WHAT IS REQUIRED:
Which lines of the records contain "TypeⅢ"? Collect every one of them.

RECORDS:
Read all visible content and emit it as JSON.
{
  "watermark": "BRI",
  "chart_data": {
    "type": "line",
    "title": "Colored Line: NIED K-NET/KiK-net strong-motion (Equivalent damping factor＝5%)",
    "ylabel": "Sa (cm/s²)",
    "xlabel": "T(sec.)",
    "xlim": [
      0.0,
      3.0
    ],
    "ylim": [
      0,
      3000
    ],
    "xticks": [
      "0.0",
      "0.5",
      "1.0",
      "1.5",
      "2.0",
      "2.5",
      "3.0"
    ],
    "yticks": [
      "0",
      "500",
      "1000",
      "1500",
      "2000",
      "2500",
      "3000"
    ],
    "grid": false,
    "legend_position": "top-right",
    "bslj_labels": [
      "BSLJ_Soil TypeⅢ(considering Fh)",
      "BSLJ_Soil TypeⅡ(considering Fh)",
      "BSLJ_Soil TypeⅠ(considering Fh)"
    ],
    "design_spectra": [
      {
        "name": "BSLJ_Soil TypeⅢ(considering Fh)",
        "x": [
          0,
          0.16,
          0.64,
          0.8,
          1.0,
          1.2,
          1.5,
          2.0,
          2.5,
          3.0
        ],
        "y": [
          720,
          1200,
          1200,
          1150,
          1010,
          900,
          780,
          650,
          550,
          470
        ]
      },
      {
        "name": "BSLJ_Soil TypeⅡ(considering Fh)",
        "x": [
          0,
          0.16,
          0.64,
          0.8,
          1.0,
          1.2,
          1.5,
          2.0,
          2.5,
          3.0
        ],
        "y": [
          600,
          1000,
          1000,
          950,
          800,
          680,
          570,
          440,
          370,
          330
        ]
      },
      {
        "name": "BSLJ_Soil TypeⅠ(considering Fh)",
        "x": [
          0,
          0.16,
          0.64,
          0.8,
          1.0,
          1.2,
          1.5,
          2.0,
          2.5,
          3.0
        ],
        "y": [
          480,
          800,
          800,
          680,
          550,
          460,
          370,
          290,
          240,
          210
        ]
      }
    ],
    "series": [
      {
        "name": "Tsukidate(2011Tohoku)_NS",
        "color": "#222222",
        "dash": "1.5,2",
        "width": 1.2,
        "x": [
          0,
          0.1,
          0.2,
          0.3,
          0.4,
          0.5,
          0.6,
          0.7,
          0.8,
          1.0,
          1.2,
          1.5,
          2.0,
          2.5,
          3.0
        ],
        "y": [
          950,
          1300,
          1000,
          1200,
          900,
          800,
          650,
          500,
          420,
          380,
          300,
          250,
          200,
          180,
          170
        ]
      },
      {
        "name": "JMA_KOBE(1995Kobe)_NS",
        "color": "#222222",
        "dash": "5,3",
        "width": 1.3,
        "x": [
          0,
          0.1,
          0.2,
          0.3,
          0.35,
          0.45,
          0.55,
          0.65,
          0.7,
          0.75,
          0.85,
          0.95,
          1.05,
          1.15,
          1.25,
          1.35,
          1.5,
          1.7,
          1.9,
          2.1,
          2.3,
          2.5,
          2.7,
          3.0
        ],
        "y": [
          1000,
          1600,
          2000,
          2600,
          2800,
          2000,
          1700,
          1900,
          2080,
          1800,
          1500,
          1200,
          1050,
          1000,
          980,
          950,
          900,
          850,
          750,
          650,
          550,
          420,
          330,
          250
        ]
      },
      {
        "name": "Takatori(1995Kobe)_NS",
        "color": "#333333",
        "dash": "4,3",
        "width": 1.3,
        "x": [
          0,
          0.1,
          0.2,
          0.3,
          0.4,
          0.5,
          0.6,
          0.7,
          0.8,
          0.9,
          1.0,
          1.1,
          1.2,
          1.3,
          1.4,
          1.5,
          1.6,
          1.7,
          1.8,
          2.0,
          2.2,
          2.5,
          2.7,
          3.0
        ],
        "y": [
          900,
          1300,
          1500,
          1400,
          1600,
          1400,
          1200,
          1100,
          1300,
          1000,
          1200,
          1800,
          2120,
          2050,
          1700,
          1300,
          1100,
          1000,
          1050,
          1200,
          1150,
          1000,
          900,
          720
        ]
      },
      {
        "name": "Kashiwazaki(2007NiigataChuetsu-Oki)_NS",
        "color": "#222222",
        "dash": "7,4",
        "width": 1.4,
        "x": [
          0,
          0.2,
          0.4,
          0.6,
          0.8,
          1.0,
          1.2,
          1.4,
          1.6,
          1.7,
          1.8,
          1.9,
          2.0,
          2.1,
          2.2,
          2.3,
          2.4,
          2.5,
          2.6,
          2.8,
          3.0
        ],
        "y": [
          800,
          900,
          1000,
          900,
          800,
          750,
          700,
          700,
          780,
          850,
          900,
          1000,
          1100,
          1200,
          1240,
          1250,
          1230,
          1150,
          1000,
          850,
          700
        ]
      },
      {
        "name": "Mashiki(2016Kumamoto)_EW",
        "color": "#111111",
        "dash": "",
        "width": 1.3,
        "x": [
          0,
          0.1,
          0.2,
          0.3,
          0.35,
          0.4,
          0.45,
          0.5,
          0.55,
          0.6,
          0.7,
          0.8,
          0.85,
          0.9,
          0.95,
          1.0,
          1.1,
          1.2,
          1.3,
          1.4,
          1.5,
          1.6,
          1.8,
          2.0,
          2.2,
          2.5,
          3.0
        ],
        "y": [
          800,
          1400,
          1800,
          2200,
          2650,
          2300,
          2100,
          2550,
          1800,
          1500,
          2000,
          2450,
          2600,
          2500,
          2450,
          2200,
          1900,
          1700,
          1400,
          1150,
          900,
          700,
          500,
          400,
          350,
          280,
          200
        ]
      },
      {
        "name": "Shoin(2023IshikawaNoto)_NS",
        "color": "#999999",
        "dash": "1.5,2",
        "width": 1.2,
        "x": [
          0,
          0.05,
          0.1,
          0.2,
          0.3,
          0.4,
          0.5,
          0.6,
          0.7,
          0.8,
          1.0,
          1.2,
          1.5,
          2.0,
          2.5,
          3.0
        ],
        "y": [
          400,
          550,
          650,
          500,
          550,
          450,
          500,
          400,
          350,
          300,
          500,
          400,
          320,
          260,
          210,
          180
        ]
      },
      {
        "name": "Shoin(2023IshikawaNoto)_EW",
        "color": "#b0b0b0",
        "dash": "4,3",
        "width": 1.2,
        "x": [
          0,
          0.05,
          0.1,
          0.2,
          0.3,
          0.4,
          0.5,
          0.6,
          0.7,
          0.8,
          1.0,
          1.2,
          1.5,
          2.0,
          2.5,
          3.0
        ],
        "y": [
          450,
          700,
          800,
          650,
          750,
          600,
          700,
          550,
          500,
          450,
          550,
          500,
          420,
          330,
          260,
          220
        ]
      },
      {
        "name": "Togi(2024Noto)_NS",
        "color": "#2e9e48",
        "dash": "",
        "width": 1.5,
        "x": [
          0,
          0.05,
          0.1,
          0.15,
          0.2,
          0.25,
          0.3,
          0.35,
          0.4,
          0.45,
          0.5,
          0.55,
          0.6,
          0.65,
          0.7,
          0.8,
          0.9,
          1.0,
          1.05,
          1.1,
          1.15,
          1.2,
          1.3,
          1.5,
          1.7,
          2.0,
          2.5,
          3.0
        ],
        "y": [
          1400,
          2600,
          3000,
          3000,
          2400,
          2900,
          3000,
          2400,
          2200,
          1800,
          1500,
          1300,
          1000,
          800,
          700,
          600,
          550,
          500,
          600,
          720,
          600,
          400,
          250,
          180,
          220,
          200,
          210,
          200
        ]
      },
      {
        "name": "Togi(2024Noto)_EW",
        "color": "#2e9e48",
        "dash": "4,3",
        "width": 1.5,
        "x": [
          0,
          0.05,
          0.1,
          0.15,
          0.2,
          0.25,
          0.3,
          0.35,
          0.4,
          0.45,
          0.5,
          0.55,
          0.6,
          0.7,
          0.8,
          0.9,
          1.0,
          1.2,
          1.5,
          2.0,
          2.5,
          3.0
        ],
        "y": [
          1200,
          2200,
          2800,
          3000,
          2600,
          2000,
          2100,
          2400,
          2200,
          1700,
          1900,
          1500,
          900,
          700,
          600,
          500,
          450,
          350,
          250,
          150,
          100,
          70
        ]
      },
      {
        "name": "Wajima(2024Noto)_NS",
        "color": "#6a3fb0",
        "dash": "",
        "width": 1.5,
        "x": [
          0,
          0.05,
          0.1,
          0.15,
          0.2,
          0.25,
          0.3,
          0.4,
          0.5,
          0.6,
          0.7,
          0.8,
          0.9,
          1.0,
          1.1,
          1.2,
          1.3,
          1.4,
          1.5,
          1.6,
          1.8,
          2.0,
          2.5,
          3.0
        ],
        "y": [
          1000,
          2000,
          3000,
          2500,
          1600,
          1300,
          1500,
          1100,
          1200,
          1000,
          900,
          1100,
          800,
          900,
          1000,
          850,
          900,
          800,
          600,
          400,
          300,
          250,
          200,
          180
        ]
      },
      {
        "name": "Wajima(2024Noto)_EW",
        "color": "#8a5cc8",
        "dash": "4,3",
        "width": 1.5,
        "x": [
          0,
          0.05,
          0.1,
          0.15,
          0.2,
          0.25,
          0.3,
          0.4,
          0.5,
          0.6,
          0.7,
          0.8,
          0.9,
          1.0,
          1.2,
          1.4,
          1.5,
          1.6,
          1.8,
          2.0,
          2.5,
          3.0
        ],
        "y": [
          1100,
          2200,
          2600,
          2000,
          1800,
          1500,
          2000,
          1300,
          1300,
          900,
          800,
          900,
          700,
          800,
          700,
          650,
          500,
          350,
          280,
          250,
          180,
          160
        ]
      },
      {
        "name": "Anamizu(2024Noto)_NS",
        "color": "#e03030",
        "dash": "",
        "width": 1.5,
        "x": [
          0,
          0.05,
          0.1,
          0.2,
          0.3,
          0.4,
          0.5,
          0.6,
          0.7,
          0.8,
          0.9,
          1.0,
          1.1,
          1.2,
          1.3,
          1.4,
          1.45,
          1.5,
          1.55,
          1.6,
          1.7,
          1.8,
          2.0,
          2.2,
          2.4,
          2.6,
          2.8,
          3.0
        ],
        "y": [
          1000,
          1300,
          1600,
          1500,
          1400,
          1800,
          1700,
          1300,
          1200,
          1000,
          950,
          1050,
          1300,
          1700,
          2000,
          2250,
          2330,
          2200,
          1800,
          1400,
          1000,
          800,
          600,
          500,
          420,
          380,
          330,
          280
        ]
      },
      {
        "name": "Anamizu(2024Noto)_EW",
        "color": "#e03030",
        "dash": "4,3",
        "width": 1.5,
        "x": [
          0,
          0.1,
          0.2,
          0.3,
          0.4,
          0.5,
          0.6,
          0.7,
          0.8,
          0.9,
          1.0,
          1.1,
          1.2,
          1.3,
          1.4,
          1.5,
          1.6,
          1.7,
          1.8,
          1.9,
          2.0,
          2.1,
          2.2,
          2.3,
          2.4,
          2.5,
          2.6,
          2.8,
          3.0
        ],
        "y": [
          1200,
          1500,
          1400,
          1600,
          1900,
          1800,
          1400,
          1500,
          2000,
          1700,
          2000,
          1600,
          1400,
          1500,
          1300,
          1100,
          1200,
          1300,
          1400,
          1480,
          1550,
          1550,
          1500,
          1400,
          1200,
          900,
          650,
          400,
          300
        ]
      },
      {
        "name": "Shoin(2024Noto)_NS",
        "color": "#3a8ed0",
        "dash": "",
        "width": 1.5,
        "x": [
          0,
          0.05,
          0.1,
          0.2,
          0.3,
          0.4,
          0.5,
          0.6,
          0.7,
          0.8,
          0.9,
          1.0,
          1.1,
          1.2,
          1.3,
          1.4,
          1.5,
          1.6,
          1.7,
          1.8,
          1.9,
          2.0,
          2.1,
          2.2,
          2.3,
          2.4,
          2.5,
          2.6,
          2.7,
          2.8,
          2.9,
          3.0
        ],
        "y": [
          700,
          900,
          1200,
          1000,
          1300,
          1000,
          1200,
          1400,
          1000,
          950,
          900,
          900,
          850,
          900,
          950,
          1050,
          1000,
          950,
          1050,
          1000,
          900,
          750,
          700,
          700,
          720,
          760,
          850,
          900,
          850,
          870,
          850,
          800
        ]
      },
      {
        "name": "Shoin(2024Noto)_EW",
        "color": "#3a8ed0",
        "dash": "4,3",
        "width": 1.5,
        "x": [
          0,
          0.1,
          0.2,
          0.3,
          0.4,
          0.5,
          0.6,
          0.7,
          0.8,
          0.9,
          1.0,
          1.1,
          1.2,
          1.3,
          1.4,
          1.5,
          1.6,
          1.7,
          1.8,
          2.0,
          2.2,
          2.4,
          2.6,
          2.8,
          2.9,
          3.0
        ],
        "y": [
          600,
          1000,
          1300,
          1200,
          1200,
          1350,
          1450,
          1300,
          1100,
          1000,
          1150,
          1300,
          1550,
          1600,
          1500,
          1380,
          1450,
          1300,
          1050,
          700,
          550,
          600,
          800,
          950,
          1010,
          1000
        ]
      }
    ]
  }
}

REPLY:
      "BSLJ_Soil TypeⅢ(considering Fh)",
        "name": "BSLJ_Soil TypeⅢ(considering Fh)",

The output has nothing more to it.